ENTRIES PROVIDED:

+---+

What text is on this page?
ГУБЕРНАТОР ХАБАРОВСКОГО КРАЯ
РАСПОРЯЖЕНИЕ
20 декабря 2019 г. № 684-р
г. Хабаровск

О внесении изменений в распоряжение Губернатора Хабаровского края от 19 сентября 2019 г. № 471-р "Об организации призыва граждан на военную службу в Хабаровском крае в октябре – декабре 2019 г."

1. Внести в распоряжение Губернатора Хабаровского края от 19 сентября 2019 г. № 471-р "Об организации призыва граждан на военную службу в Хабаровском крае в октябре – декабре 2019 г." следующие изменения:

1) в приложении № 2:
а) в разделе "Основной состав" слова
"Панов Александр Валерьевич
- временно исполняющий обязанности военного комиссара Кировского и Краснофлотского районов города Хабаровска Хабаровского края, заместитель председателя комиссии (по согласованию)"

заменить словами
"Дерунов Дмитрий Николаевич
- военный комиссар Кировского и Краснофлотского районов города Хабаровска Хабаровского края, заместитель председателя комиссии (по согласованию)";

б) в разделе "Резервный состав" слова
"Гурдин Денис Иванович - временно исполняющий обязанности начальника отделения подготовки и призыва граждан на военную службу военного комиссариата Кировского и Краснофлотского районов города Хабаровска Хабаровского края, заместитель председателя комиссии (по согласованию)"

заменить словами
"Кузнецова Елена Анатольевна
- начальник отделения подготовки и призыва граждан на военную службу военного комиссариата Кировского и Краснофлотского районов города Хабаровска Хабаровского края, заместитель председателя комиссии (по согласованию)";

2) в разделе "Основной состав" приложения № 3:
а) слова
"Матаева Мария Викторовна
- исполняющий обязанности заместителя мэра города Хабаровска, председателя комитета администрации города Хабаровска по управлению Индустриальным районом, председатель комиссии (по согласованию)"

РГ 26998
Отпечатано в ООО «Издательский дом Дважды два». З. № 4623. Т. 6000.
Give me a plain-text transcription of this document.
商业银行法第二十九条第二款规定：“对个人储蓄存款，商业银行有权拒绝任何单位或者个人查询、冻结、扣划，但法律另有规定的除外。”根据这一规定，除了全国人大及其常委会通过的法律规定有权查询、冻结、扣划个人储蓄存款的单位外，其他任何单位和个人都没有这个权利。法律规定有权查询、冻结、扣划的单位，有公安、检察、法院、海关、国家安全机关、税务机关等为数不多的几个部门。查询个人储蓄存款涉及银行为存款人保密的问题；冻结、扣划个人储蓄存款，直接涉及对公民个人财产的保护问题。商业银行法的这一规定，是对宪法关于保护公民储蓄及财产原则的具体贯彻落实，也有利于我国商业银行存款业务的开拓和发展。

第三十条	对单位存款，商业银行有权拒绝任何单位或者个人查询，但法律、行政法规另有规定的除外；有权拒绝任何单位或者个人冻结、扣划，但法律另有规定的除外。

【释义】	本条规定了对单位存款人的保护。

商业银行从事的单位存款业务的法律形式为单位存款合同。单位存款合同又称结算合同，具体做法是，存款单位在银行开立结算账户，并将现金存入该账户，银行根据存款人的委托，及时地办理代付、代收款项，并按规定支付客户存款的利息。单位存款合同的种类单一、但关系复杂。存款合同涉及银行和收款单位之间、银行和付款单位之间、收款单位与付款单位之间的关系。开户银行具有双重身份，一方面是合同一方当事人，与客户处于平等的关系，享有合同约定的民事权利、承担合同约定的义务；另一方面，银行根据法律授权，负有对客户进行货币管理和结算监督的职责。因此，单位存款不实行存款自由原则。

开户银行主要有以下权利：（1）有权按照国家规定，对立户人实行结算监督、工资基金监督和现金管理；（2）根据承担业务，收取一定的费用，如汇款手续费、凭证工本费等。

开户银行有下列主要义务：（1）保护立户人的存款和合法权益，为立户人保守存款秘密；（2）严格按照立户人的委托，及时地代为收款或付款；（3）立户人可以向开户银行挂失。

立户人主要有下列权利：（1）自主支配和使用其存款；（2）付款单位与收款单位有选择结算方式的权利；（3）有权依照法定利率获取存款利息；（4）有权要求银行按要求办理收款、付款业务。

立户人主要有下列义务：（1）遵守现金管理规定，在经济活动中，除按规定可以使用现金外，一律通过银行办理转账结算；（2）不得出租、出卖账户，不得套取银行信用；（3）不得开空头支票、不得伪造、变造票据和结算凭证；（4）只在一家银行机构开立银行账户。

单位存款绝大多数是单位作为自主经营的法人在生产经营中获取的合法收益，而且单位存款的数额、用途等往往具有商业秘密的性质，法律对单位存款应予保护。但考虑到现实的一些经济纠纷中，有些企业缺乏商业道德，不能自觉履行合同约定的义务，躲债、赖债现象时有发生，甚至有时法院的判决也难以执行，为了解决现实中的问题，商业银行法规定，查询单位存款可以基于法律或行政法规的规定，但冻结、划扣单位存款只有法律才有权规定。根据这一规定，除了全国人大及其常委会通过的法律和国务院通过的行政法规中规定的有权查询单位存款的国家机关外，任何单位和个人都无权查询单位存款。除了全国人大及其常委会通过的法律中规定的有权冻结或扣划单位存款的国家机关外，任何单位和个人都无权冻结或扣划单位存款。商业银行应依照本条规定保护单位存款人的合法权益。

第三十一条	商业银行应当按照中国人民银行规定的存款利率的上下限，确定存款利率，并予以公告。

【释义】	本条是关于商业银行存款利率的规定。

+---+

Go through the records and print each one exactly.

What text is on this page?
ГУБЕРНАТОР ХАБАРОВСКОГО КРАЯ
РАСПОРЯЖЕНИЕ
20 декабря 2019 г. № 684-р
г. Хабаровск

О внесении изменений в распоряжение Губернатора Хабаровского края от 19 сентября 2019 г. № 471-р "Об организации призыва граждан на военную службу в Хабаровском крае в октябре – декабре 2019 г."

1. Внести в распоряжение Губернатора Хабаровского края от 19 сентября 2019 г. № 471-р "Об организации призыва граждан на военную службу в Хабаровском крае в октябре – декабре 2019 г." следующие изменения:

1) в приложении № 2:
а) в разделе "Основной состав" слова
"Панов Александр Валерьевич
- временно исполняющий обязанности военного комиссара Кировского и Краснофлотского районов города Хабаровска Хабаровского края, заместитель председателя комиссии (по согласованию)"

заменить словами
"Дерунов Дмитрий Николаевич
- военный комиссар Кировского и Краснофлотского районов города Хабаровска Хабаровского края, заместитель председателя комиссии (по согласованию)";

б) в разделе "Резервный состав" слова
"Гурдин Денис Иванович - временно исполняющий обязанности начальника отделения подготовки и призыва граждан на военную службу военного комиссариата Кировского и Краснофлотского районов города Хабаровска Хабаровского края, заместитель председателя комиссии (по согласованию)"

заменить словами
"Кузнецова Елена Анатольевна
- начальник отделения подготовки и призыва граждан на военную службу военного комиссариата Кировского и Краснофлотского районов города Хабаровска Хабаровского края, заместитель председателя комиссии (по согласованию)";

2) в разделе "Основной состав" приложения № 3:
а) слова
"Матаева Мария Викторовна
- исполняющий обязанности заместителя мэра города Хабаровска, председателя комитета администрации города Хабаровска по управлению Индустриальным районом, председатель комиссии (по согласованию)"

РГ 26998
Отпечатано в ООО «Издательский дом Дважды два». З. № 4623. Т. 6000.
Give me a plain-text transcription of this document.
商业银行法第二十九条第二款规定：“对个人储蓄存款，商业银行有权拒绝任何单位或者个人查询、冻结、扣划，但法律另有规定的除外。”根据这一规定，除了全国人大及其常委会通过的法律规定有权查询、冻结、扣划个人储蓄存款的单位外，其他任何单位和个人都没有这个权利。法律规定有权查询、冻结、扣划的单位，有公安、检察、法院、海关、国家安全机关、税务机关等为数不多的几个部门。查询个人储蓄存款涉及银行为存款人保密的问题；冻结、扣划个人储蓄存款，直接涉及对公民个人财产的保护问题。商业银行法的这一规定，是对宪法关于保护公民储蓄及财产原则的具体贯彻落实，也有利于我国商业银行存款业务的开拓和发展。

第三十条	对单位存款，商业银行有权拒绝任何单位或者个人查询，但法律、行政法规另有规定的除外；有权拒绝任何单位或者个人冻结、扣划，但法律另有规定的除外。

【释义】	本条规定了对单位存款人的保护。

商业银行从事的单位存款业务的法律形式为单位存款合同。单位存款合同又称结算合同，具体做法是，存款单位在银行开立结算账户，并将现金存入该账户，银行根据存款人的委托，及时地办理代付、代收款项，并按规定支付客户存款的利息。单位存款合同的种类单一、但关系复杂。存款合同涉及银行和收款单位之间、银行和付款单位之间、收款单位与付款单位之间的关系。开户银行具有双重身份，一方面是合同一方当事人，与客户处于平等的关系，享有合同约定的民事权利、承担合同约定的义务；另一方面，银行根据法律授权，负有对客户进行货币管理和结算监督的职责。因此，单位存款不实行存款自由原则。

开户银行主要有以下权利：（1）有权按照国家规定，对立户人实行结算监督、工资基金监督和现金管理；（2）根据承担业务，收取一定的费用，如汇款手续费、凭证工本费等。

开户银行有下列主要义务：（1）保护立户人的存款和合法权益，为立户人保守存款秘密；（2）严格按照立户人的委托，及时地代为收款或付款；（3）立户人可以向开户银行挂失。

立户人主要有下列权利：（1）自主支配和使用其存款；（2）付款单位与收款单位有选择结算方式的权利；（3）有权依照法定利率获取存款利息；（4）有权要求银行按要求办理收款、付款业务。

立户人主要有下列义务：（1）遵守现金管理规定，在经济活动中，除按规定可以使用现金外，一律通过银行办理转账结算；（2）不得出租、出卖账户，不得套取银行信用；（3）不得开空头支票、不得伪造、变造票据和结算凭证；（4）只在一家银行机构开立银行账户。

单位存款绝大多数是单位作为自主经营的法人在生产经营中获取的合法收益，而且单位存款的数额、用途等往往具有商业秘密的性质，法律对单位存款应予保护。但考虑到现实的一些经济纠纷中，有些企业缺乏商业道德，不能自觉履行合同约定的义务，躲债、赖债现象时有发生，甚至有时法院的判决也难以执行，为了解决现实中的问题，商业银行法规定，查询单位存款可以基于法律或行政法规的规定，但冻结、划扣单位存款只有法律才有权规定。根据这一规定，除了全国人大及其常委会通过的法律和国务院通过的行政法规中规定的有权查询单位存款的国家机关外，任何单位和个人都无权查询单位存款。除了全国人大及其常委会通过的法律中规定的有权冻结或扣划单位存款的国家机关外，任何单位和个人都无权冻结或扣划单位存款。商业银行应依照本条规定保护单位存款人的合法权益。

第三十一条	商业银行应当按照中国人民银行规定的存款利率的上下限，确定存款利率，并予以公告。

【释义】	本条是关于商业银行存款利率的规定。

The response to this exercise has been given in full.